For each line of the data below that holds "масштаб", copy the line.

• **AVAILABLE RECORDS**:

****************

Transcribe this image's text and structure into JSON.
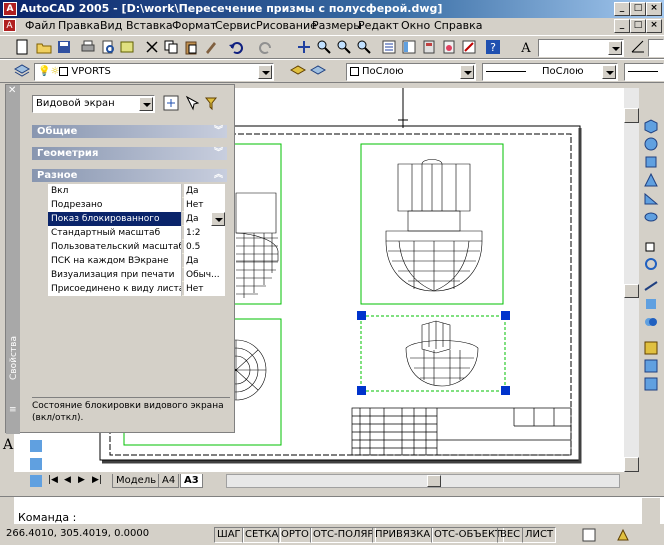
{
  "window": {
    "title": "AutoCAD 2005 - [D:\\work\\Пересечение призмы с полусферой.dwg]"
  },
  "menu": [
    "Файл",
    "Правка",
    "Вид",
    "Вставка",
    "Формат",
    "Сервис",
    "Рисование",
    "Размеры",
    "Редакт",
    "Окно",
    "Справка"
  ],
  "layers": {
    "current_layer": "VPORTS",
    "color_value": "ПоСлою",
    "linetype_value": "ПоСлою"
  },
  "properties": {
    "object_type": "Видовой экран",
    "palette_label": "Свойства",
    "sections": {
      "general": "Общие",
      "geometry": "Геометрия",
      "misc": "Разное"
    },
    "rows": [
      {
        "key": "Вкл",
        "value": "Да"
      },
      {
        "key": "Подрезано",
        "value": "Нет"
      },
      {
        "key": "Показ блокированного",
        "value": "Да"
      },
      {
        "key": "Стандартный масштаб",
        "value": "1:2"
      },
      {
        "key": "Пользовательский масштаб",
        "value": "0.5"
      },
      {
        "key": "ПСК на каждом ВЭкране",
        "value": "Да"
      },
      {
        "key": "Визуализация при печати",
        "value": "Обыч..."
      },
      {
        "key": "Присоединено к виду листа",
        "value": "Нет"
      }
    ],
    "description": "Состояние блокировки видового экрана (вкл/откл)."
  },
  "tabs": [
    "Модель",
    "A4",
    "A3"
  ],
  "command": {
    "prompt": "Команда :"
  },
  "status": {
    "coords": "266.4010, 305.4019, 0.0000",
    "toggles": [
      "ШАГ",
      "СЕТКА",
      "ОРТО",
      "ОТС-ПОЛЯР",
      "ПРИВЯЗКА",
      "ОТС-ОБЪЕКТ",
      "ВЕС",
      "ЛИСТ"
    ]
  },
  "colors": {
    "title_start": "#0a246a",
    "selection": "#0a246a",
    "viewport_border": "#00c000",
    "grip": "#0033cc"
  }
}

****************

• **FINAL RESULT**:
        "key": "Стандартный масштаб",
        "key": "Пользовательский масштаб",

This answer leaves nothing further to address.